= The problem =
Find the string "compétent" and gather every line that holds it.

** Begin Records for the task **

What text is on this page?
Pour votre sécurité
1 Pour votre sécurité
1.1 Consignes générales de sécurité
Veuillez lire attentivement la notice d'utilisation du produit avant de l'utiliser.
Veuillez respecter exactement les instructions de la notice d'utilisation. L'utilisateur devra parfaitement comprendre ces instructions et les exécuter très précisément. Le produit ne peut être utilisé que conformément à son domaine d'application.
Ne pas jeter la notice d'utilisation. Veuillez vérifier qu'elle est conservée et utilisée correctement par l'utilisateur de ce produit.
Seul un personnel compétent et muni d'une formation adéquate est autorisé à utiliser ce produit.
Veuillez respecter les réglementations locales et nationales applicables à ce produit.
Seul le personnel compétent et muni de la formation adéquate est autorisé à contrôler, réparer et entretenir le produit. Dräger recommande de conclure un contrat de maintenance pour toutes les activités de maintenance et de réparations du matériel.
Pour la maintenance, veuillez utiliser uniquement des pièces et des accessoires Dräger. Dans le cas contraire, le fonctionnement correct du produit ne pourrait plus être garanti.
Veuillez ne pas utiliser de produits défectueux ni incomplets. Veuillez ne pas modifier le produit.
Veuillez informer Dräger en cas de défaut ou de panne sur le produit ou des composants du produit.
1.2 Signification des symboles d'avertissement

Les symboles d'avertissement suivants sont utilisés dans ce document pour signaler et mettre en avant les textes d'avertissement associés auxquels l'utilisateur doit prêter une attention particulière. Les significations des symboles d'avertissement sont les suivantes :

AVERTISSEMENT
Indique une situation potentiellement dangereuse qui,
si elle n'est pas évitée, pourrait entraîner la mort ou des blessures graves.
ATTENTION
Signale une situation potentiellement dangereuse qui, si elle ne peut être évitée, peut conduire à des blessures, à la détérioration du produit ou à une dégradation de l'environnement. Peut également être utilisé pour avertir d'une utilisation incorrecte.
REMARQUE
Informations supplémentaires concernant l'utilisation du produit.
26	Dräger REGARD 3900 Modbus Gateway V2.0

** End Records for the task **

= Completed task =
Seul un personnel compétent et muni d'une formation adéquate est autorisé à utiliser ce produit.
Seul le personnel compétent et muni de la formation adéquate est autorisé à contrôler, réparer et entretenir le produit. Dräger recommande de conclure un contrat de maintenance pour toutes les activités de maintenance et de réparations du matériel.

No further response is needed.